BEGIN MATERIAL FOR THIS EXERCISE

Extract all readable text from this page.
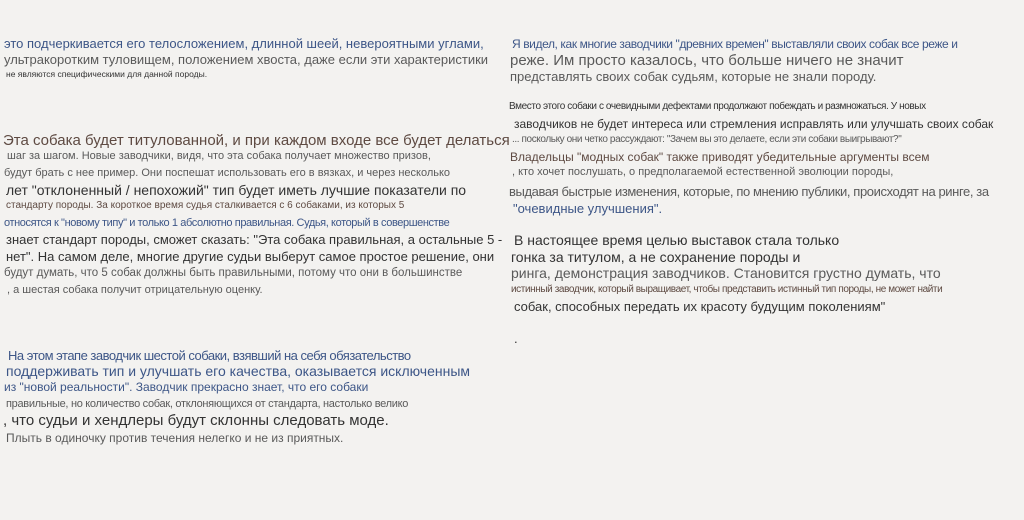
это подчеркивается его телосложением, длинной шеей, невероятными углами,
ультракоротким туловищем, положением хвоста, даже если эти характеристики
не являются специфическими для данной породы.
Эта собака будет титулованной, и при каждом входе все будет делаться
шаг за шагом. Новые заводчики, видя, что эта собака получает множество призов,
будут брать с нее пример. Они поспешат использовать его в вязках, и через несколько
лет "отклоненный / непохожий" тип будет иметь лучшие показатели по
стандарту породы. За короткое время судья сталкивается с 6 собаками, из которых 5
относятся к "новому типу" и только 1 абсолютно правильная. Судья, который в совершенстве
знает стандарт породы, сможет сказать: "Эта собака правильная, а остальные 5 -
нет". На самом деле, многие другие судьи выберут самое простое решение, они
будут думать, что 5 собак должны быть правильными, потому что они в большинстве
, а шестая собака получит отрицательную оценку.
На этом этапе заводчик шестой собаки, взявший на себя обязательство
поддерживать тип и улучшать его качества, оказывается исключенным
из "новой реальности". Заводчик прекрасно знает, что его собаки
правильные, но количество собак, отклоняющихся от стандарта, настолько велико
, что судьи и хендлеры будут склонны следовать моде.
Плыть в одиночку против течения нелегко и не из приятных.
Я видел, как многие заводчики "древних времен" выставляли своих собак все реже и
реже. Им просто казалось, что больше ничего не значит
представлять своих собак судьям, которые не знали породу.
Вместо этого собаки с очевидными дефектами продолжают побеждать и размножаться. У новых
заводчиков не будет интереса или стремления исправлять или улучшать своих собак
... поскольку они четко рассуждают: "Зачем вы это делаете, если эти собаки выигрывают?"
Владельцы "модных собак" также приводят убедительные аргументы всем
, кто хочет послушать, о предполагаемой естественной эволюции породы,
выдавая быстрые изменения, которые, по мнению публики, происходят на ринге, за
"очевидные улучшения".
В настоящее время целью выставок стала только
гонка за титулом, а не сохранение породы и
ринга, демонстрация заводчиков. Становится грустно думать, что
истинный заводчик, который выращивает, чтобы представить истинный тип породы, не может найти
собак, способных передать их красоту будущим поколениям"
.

END MATERIAL FOR THIS EXERCISE

OBJECTIVE:
Will you set down the records word for word while leaving out every picture?

EXERCISE OUTPUT:
Extract all readable text from this page.
это подчеркивается его телосложением, длинной шеей, невероятными углами,
ультракоротким туловищем, положением хвоста, даже если эти характеристики
не являются специфическими для данной породы.
Эта собака будет титулованной, и при каждом входе все будет делаться
шаг за шагом. Новые заводчики, видя, что эта собака получает множество призов,
будут брать с нее пример. Они поспешат использовать его в вязках, и через несколько
лет "отклоненный / непохожий" тип будет иметь лучшие показатели по
стандарту породы. За короткое время судья сталкивается с 6 собаками, из которых 5
относятся к "новому типу" и только 1 абсолютно правильная. Судья, который в совершенстве
знает стандарт породы, сможет сказать: "Эта собака правильная, а остальные 5 -
нет". На самом деле, многие другие судьи выберут самое простое решение, они
будут думать, что 5 собак должны быть правильными, потому что они в большинстве
, а шестая собака получит отрицательную оценку.
На этом этапе заводчик шестой собаки, взявший на себя обязательство
поддерживать тип и улучшать его качества, оказывается исключенным
из "новой реальности". Заводчик прекрасно знает, что его собаки
правильные, но количество собак, отклоняющихся от стандарта, настолько велико
, что судьи и хендлеры будут склонны следовать моде.
Плыть в одиночку против течения нелегко и не из приятных.
Я видел, как многие заводчики "древних времен" выставляли своих собак все реже и
реже. Им просто казалось, что больше ничего не значит
представлять своих собак судьям, которые не знали породу.
Вместо этого собаки с очевидными дефектами продолжают побеждать и размножаться. У новых
заводчиков не будет интереса или стремления исправлять или улучшать своих собак
... поскольку они четко рассуждают: "Зачем вы это делаете, если эти собаки выигрывают?"
Владельцы "модных собак" также приводят убедительные аргументы всем
, кто хочет послушать, о предполагаемой естественной эволюции породы,
выдавая быстрые изменения, которые, по мнению публики, происходят на ринге, за
"очевидные улучшения".
В настоящее время целью выставок стала только
гонка за титулом, а не сохранение породы и
ринга, демонстрация заводчиков. Становится грустно думать, что
истинный заводчик, который выращивает, чтобы представить истинный тип породы, не может найти
собак, способных передать их красоту будущим поколениям"
.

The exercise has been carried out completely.